**To do**
Show all lines containing "intent" from the data below.

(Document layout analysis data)
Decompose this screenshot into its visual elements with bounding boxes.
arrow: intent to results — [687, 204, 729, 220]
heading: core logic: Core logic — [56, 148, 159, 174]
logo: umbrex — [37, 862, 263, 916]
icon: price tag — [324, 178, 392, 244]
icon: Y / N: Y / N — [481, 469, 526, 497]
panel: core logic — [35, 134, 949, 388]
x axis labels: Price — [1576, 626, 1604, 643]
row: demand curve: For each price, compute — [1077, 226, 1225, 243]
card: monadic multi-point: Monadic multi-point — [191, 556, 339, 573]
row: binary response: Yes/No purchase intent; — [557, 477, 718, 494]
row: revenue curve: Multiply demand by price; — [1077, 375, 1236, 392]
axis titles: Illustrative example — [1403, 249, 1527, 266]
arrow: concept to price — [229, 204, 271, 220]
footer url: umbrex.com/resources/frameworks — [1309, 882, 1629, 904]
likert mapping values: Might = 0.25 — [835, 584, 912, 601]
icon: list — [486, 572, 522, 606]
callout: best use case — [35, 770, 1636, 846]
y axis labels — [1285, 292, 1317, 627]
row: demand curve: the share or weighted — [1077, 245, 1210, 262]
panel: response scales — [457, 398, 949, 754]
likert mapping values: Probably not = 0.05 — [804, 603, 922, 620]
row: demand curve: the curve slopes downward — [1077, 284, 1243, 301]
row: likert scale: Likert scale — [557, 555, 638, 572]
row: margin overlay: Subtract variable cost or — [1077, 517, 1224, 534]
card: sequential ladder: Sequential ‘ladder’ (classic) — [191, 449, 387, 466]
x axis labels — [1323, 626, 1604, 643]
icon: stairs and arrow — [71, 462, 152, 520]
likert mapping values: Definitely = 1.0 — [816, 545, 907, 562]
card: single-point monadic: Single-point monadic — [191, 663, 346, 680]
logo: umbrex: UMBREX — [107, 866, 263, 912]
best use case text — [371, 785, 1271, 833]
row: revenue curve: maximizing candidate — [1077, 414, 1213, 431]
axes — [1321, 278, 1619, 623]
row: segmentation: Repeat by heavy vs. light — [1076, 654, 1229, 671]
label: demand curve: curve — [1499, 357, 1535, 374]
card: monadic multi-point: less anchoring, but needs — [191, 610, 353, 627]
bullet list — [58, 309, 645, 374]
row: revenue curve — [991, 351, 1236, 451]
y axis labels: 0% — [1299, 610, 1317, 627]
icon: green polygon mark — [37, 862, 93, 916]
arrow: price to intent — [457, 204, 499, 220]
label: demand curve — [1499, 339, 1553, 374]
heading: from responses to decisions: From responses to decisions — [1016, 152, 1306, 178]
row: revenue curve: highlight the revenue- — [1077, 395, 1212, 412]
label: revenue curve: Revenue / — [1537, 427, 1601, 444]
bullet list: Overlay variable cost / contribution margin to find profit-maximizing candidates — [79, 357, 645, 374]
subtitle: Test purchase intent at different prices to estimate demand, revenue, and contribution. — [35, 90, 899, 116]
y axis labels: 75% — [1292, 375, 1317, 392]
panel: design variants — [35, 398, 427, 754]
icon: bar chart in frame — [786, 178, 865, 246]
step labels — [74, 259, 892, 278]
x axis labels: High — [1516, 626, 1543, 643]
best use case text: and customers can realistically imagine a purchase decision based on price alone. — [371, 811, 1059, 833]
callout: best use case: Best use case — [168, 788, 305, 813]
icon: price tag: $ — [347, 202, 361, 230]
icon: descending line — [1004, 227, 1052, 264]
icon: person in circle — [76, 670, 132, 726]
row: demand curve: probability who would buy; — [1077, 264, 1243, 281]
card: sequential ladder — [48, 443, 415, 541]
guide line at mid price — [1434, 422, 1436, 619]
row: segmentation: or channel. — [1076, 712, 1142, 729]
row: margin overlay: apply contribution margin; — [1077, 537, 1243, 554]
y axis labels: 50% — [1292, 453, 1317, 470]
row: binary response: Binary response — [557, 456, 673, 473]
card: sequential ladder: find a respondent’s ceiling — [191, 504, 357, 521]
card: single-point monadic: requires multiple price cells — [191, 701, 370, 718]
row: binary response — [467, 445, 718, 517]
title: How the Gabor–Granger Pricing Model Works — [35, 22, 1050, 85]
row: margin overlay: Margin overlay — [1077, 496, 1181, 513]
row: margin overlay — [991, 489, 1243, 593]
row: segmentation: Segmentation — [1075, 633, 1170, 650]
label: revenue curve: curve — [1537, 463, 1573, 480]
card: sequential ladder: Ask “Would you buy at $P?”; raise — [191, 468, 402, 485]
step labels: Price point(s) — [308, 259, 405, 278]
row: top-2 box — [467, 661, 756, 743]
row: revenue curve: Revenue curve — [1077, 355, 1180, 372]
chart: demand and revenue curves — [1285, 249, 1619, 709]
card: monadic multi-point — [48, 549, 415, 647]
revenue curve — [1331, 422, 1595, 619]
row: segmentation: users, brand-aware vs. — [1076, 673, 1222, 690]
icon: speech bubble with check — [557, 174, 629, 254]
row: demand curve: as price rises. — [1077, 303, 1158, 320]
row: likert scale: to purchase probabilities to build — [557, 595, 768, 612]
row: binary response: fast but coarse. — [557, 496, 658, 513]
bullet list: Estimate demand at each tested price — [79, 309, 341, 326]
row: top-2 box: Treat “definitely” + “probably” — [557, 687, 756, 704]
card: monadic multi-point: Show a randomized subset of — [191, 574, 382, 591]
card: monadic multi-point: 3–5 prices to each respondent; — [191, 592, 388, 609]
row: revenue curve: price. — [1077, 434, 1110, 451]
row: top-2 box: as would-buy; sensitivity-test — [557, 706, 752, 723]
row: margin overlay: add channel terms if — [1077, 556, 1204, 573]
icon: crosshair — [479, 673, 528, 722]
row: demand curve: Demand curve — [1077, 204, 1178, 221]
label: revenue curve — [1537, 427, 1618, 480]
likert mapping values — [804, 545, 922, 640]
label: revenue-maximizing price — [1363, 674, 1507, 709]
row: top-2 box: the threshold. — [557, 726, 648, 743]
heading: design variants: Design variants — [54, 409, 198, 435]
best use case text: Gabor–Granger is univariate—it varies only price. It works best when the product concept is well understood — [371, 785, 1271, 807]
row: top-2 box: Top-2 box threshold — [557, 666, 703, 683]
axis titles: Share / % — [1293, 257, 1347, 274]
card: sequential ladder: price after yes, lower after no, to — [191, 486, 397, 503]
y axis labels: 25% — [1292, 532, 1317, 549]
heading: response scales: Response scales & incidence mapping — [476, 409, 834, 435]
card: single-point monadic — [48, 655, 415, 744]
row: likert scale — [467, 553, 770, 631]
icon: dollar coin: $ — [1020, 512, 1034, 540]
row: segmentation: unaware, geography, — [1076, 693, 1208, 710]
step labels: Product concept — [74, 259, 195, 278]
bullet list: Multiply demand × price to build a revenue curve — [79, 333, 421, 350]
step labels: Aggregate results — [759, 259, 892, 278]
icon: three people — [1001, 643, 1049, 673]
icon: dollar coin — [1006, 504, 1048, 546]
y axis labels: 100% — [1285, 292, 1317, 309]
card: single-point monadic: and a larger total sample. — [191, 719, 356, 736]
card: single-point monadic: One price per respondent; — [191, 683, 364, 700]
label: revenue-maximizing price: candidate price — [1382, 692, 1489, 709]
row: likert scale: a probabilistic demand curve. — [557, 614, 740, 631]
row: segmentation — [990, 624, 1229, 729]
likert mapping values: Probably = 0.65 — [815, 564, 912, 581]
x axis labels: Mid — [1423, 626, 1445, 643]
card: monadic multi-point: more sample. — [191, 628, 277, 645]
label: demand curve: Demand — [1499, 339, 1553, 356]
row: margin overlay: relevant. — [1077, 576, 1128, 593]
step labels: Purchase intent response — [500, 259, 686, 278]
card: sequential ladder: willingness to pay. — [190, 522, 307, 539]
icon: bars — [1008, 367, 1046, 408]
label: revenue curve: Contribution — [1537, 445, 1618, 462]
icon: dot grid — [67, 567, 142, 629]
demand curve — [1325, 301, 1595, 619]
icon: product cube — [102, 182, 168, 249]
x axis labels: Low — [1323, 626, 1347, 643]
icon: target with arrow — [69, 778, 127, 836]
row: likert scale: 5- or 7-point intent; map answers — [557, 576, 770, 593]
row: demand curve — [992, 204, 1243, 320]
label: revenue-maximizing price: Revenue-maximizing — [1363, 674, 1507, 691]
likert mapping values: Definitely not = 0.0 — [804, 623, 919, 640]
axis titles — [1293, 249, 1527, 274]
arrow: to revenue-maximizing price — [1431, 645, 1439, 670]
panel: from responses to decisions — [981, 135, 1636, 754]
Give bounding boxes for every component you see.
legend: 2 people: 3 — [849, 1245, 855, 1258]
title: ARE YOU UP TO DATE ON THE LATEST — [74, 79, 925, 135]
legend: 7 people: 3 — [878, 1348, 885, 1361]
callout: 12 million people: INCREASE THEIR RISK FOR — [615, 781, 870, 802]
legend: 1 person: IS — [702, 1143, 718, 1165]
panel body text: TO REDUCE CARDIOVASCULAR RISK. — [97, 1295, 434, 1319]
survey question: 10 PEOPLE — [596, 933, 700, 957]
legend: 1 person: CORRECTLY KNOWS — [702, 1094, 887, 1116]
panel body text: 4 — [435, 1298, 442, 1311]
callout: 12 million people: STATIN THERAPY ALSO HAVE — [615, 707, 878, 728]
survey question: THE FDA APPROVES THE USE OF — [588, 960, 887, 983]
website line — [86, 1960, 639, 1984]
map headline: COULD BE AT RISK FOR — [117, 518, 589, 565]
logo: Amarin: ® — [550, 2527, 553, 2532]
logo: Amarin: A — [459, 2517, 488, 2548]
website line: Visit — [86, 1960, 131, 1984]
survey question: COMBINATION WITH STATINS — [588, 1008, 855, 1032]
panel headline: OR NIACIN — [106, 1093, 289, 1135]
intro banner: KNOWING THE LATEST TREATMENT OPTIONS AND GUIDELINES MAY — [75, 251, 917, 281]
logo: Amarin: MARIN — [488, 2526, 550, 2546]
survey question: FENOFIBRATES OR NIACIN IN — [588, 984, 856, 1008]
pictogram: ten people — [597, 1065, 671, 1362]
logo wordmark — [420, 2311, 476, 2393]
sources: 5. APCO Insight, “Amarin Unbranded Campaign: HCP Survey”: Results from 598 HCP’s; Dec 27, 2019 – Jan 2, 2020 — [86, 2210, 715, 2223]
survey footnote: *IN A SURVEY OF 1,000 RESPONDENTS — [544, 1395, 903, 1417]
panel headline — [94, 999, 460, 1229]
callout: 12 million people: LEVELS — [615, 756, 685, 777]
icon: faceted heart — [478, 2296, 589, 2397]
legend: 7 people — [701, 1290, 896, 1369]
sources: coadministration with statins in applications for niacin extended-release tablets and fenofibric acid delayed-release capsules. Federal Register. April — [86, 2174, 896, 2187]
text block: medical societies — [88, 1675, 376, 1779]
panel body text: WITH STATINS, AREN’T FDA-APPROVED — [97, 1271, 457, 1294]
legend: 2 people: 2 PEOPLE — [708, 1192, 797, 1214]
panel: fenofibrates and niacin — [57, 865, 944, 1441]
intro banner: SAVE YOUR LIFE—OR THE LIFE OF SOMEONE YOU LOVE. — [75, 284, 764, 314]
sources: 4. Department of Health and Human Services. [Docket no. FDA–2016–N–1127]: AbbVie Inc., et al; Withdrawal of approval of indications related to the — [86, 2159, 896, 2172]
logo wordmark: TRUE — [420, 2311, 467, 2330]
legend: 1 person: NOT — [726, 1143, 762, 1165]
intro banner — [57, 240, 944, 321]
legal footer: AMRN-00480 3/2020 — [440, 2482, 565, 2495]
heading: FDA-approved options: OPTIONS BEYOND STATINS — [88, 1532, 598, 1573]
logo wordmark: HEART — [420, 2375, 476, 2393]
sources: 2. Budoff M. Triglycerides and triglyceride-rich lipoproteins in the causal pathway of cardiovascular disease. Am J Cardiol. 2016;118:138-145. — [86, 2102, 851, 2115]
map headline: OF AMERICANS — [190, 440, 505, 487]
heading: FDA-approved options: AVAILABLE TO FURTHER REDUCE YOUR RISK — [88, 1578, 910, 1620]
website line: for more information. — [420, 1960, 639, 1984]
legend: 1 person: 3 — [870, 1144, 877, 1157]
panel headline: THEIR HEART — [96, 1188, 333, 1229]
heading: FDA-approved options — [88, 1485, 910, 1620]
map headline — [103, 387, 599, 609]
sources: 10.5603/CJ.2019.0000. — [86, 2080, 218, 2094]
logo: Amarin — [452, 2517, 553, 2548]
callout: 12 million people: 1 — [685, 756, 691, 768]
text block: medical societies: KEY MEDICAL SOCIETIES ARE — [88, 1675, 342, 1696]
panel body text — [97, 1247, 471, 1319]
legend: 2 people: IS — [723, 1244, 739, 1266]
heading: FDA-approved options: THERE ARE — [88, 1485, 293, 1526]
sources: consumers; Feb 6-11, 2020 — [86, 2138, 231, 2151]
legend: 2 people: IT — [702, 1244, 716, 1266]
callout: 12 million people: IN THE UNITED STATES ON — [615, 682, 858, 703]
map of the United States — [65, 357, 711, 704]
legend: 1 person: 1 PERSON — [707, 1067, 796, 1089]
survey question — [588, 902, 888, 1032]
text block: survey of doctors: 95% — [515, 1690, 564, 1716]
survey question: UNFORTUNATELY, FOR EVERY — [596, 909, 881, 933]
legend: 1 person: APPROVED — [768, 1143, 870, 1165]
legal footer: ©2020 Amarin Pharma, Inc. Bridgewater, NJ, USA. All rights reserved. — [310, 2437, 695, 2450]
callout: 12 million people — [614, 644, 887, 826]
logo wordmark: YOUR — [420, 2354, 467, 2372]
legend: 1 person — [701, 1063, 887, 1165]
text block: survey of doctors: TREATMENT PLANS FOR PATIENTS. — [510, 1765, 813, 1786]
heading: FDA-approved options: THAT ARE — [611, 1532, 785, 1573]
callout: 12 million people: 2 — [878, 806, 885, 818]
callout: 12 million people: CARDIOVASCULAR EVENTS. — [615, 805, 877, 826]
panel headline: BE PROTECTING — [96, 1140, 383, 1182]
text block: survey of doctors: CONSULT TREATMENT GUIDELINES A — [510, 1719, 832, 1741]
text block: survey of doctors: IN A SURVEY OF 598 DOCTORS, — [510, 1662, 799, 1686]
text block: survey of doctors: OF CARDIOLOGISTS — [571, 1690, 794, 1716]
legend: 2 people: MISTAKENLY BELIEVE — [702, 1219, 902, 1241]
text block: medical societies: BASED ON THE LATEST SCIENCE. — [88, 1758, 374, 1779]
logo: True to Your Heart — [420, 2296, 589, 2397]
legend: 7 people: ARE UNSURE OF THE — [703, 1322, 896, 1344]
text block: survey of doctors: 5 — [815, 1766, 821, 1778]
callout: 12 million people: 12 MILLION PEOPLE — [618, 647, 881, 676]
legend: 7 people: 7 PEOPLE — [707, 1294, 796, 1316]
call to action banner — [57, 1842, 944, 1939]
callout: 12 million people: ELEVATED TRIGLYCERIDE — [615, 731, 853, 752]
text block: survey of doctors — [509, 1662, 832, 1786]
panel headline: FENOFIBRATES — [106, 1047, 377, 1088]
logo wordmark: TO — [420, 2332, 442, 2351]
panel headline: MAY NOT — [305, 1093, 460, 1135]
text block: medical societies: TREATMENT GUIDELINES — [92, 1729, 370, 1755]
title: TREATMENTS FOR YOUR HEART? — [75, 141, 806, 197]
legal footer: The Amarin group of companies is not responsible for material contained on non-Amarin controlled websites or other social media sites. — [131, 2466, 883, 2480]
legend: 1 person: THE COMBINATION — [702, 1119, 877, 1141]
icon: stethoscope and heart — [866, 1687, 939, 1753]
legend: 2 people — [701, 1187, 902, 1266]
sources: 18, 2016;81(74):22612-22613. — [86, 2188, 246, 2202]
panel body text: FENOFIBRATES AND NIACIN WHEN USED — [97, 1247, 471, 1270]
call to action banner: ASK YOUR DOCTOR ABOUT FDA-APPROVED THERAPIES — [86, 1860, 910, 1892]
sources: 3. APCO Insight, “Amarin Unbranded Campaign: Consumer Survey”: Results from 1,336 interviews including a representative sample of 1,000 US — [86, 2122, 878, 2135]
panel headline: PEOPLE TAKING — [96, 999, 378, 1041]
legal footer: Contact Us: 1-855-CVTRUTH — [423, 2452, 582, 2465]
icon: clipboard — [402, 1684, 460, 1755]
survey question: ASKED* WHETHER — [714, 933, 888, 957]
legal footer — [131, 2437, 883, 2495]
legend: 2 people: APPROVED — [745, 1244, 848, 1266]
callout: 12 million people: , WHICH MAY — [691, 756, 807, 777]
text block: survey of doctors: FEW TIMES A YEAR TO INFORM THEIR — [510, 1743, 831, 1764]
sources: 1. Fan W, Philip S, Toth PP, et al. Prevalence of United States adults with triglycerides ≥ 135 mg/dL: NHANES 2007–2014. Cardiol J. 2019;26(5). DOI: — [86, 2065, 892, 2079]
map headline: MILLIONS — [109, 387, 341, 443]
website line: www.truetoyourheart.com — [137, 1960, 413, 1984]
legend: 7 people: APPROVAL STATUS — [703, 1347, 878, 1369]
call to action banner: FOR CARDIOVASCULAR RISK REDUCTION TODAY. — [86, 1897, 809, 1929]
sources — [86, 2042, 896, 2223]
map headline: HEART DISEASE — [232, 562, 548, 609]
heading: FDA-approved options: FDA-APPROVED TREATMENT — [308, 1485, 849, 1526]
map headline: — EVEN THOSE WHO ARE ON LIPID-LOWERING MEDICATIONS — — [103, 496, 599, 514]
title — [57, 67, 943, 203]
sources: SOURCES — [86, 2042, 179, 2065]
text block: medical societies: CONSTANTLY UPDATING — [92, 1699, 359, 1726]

**Expected answer**
arrow: intent to results — [687, 204, 729, 220]
row: binary response: Yes/No purchase intent; — [557, 477, 718, 494]
arrow: price to intent — [457, 204, 499, 220]
subtitle: Test purchase intent at different prices to estimate demand, revenue, and contribution. — [35, 90, 899, 116]
step labels: Purchase intent response — [500, 259, 686, 278]
row: likert scale: 5- or 7-point intent; map answers — [557, 576, 770, 593]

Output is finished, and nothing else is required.